Look through the data and write out every line with the word "Параметры" in it.

======== EXCERPTED DATA ========

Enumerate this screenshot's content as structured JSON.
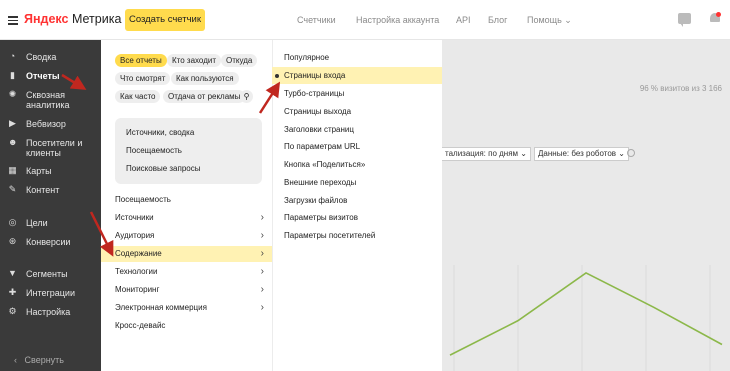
{
  "header": {
    "logo_brand": "Яндекс",
    "logo_product": "Метрика",
    "create_button": "Создать счетчик",
    "nav": [
      {
        "label": "Счетчики"
      },
      {
        "label": "Настройка аккаунта"
      },
      {
        "label": "API"
      },
      {
        "label": "Блог"
      },
      {
        "label": "Помощь"
      }
    ]
  },
  "sidebar": {
    "items": [
      {
        "label": "Сводка",
        "icon": "dashboard-icon"
      },
      {
        "label": "Отчеты",
        "icon": "bar-chart-icon",
        "active": true
      },
      {
        "label": "Сквозная аналитика",
        "icon": "end-to-end-analytics-icon"
      },
      {
        "label": "Вебвизор",
        "icon": "play-icon"
      },
      {
        "label": "Посетители и клиенты",
        "icon": "people-icon"
      },
      {
        "label": "Карты",
        "icon": "map-icon"
      },
      {
        "label": "Контент",
        "icon": "pen-icon"
      },
      {
        "label": "Цели",
        "icon": "target-icon"
      },
      {
        "label": "Конверсии",
        "icon": "conversion-icon"
      },
      {
        "label": "Сегменты",
        "icon": "filter-icon"
      },
      {
        "label": "Интеграции",
        "icon": "puzzle-icon"
      },
      {
        "label": "Настройка",
        "icon": "gear-icon"
      }
    ],
    "collapse_label": "Свернуть"
  },
  "reports": {
    "chips": [
      {
        "label": "Все отчеты",
        "selected": true
      },
      {
        "label": "Кто заходит"
      },
      {
        "label": "Откуда"
      },
      {
        "label": "Что смотрят"
      },
      {
        "label": "Как пользуются"
      },
      {
        "label": "Как часто"
      },
      {
        "label": "Отдача от рекламы"
      }
    ],
    "card_links": [
      {
        "label": "Источники, сводка"
      },
      {
        "label": "Посещаемость"
      },
      {
        "label": "Поисковые запросы"
      }
    ],
    "categories": [
      {
        "label": "Посещаемость",
        "has_submenu": false
      },
      {
        "label": "Источники",
        "has_submenu": true
      },
      {
        "label": "Аудитория",
        "has_submenu": true
      },
      {
        "label": "Содержание",
        "has_submenu": true,
        "highlighted": true
      },
      {
        "label": "Технологии",
        "has_submenu": true
      },
      {
        "label": "Мониторинг",
        "has_submenu": true
      },
      {
        "label": "Электронная коммерция",
        "has_submenu": true
      },
      {
        "label": "Кросс-девайс",
        "has_submenu": false
      }
    ]
  },
  "submenu": {
    "items": [
      {
        "label": "Популярное"
      },
      {
        "label": "Страницы входа",
        "highlighted": true
      },
      {
        "label": "Турбо-страницы"
      },
      {
        "label": "Страницы выхода"
      },
      {
        "label": "Заголовки страниц"
      },
      {
        "label": "По параметрам URL"
      },
      {
        "label": "Кнопка «Поделиться»"
      },
      {
        "label": "Внешние переходы"
      },
      {
        "label": "Загрузки файлов"
      },
      {
        "label": "Параметры визитов"
      },
      {
        "label": "Параметры посетителей"
      }
    ]
  },
  "background": {
    "visits_text": "96 % визитов из 3 166",
    "detail_dropdown": "тализация: по дням",
    "data_dropdown": "Данные: без роботов"
  },
  "chart_data": {
    "type": "line",
    "color": "#8cb84a",
    "values": [
      12,
      38,
      74,
      48,
      20
    ]
  },
  "colors": {
    "accent": "#ffdb4d",
    "highlight": "#fff2b3",
    "sidebar": "#3a3a3a",
    "annotation_arrow": "#c0271f"
  }
}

========

= ANSWER TO THE PROBLEM =
        "label": "Параметры визитов"
        "label": "Параметры посетителей"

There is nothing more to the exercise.